Task to complete
List all lines of the data containing the word "предметам".

Record extracts
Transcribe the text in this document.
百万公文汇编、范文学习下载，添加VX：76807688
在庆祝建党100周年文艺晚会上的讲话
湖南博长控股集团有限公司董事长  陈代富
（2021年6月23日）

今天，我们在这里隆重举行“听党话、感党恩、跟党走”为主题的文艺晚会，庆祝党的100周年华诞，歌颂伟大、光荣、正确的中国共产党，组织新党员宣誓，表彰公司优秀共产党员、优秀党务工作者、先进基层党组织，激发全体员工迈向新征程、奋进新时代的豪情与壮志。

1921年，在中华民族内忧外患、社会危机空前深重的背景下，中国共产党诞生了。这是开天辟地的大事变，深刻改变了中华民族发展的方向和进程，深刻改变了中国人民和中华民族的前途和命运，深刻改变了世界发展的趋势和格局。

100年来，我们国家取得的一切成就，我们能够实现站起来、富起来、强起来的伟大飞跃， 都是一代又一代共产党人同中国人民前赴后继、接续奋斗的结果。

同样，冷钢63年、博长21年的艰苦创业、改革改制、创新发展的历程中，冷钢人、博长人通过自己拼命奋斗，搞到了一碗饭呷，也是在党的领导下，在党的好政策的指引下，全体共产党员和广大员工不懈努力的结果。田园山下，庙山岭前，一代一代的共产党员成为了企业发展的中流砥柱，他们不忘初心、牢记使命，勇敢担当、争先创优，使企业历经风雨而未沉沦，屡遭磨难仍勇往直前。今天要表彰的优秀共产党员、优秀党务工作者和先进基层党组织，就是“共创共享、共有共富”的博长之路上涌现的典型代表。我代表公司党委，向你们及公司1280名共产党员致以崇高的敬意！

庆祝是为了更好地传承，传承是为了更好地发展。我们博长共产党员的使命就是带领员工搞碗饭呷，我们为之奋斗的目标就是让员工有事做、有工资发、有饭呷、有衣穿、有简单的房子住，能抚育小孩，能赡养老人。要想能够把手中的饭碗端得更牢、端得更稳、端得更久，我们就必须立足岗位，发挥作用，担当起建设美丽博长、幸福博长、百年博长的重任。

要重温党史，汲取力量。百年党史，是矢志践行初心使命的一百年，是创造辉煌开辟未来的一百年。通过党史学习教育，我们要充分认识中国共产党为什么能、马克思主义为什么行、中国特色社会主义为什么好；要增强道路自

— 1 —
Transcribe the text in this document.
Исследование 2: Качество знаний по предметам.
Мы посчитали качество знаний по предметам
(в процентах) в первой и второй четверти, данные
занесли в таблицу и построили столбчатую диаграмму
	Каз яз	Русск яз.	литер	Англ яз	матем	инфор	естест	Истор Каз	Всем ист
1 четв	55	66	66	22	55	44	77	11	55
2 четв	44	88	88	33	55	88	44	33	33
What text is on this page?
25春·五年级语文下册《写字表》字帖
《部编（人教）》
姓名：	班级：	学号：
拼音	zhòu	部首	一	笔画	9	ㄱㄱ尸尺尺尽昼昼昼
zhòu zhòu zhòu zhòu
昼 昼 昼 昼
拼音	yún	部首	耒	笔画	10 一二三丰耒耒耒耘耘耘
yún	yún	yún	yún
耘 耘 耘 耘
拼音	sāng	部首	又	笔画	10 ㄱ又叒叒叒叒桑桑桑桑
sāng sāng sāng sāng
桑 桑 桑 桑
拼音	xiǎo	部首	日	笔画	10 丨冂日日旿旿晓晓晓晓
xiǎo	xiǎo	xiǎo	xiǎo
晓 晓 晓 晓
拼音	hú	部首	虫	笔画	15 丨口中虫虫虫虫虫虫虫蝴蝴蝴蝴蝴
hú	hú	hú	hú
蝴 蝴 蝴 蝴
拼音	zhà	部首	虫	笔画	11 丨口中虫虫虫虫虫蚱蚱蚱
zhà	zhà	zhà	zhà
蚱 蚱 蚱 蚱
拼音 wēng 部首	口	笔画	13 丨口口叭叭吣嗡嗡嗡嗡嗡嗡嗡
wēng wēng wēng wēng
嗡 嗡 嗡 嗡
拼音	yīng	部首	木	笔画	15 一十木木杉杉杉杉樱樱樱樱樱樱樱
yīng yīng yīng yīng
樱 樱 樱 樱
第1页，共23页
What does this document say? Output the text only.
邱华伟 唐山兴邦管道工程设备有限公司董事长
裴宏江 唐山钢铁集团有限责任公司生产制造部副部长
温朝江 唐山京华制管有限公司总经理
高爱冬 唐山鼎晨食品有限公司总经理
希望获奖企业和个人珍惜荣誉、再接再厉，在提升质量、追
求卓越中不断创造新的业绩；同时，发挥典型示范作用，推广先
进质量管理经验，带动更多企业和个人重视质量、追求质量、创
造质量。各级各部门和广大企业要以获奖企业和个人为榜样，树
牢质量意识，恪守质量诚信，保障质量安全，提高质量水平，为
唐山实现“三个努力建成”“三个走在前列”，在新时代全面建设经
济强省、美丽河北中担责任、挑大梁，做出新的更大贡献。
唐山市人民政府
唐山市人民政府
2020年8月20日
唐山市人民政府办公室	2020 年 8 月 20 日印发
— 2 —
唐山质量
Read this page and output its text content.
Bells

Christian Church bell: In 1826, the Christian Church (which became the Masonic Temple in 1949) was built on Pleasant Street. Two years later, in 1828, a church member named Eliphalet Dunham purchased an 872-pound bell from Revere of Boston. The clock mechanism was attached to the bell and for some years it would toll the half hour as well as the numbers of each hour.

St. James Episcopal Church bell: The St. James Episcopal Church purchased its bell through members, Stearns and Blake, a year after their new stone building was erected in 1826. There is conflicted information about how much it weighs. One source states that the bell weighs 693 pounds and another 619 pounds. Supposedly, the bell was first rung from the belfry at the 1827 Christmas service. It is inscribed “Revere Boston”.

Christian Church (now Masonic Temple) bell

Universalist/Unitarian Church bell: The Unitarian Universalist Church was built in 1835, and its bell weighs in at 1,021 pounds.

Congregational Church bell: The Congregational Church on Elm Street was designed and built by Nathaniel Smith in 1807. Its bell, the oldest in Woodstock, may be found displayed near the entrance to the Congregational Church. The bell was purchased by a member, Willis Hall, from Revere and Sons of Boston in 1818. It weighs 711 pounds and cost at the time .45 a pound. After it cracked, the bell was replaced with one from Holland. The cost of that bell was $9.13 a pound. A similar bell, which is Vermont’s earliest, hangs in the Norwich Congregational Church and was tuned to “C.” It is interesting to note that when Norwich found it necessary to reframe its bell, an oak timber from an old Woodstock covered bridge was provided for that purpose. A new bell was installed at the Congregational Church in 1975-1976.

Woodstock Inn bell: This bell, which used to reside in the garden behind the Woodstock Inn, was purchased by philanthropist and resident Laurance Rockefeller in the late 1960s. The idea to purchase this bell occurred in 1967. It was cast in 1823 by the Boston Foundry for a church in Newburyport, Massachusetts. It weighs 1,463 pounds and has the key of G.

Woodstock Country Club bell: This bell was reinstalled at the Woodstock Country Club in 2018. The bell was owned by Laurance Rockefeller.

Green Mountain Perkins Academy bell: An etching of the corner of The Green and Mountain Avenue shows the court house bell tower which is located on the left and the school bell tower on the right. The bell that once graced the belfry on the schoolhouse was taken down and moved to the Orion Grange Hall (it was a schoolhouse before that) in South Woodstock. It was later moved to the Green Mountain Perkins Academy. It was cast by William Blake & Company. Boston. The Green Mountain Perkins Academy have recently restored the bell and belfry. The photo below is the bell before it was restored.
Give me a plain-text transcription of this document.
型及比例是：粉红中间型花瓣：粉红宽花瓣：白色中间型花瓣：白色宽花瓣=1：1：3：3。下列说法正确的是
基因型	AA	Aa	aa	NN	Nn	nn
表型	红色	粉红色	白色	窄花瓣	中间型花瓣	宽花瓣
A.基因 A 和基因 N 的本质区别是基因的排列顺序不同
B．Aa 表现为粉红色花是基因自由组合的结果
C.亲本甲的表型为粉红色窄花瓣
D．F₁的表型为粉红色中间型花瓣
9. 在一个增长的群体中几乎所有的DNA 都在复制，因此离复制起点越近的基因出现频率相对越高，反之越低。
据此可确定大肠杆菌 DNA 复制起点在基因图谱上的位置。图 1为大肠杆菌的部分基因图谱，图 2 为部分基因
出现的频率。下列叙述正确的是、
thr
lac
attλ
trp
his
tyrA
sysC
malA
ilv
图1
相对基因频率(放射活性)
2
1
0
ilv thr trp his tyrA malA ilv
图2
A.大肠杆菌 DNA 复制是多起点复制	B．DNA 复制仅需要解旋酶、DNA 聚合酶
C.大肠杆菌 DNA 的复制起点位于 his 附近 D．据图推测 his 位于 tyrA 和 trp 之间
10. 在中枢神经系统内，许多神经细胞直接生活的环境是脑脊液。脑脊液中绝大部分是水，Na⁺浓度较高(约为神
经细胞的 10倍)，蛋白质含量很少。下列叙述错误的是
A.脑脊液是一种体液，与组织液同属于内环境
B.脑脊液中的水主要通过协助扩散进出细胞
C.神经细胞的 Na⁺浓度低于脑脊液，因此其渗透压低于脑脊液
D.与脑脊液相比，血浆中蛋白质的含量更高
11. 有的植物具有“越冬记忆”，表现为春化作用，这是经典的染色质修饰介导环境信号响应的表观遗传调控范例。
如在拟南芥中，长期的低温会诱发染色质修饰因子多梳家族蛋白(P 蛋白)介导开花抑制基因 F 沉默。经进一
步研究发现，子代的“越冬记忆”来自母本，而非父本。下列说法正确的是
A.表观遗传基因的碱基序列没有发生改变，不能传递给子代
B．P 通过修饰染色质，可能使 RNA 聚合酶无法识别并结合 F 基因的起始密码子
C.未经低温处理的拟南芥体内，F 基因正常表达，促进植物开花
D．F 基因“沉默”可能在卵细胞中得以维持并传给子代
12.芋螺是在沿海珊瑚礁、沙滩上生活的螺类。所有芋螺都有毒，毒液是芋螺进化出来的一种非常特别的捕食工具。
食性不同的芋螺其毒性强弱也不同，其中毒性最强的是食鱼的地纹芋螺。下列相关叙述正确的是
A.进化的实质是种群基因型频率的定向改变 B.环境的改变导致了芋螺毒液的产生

Final answer
Исследование 2: Качество знаний по предметам.
Мы посчитали качество знаний по предметам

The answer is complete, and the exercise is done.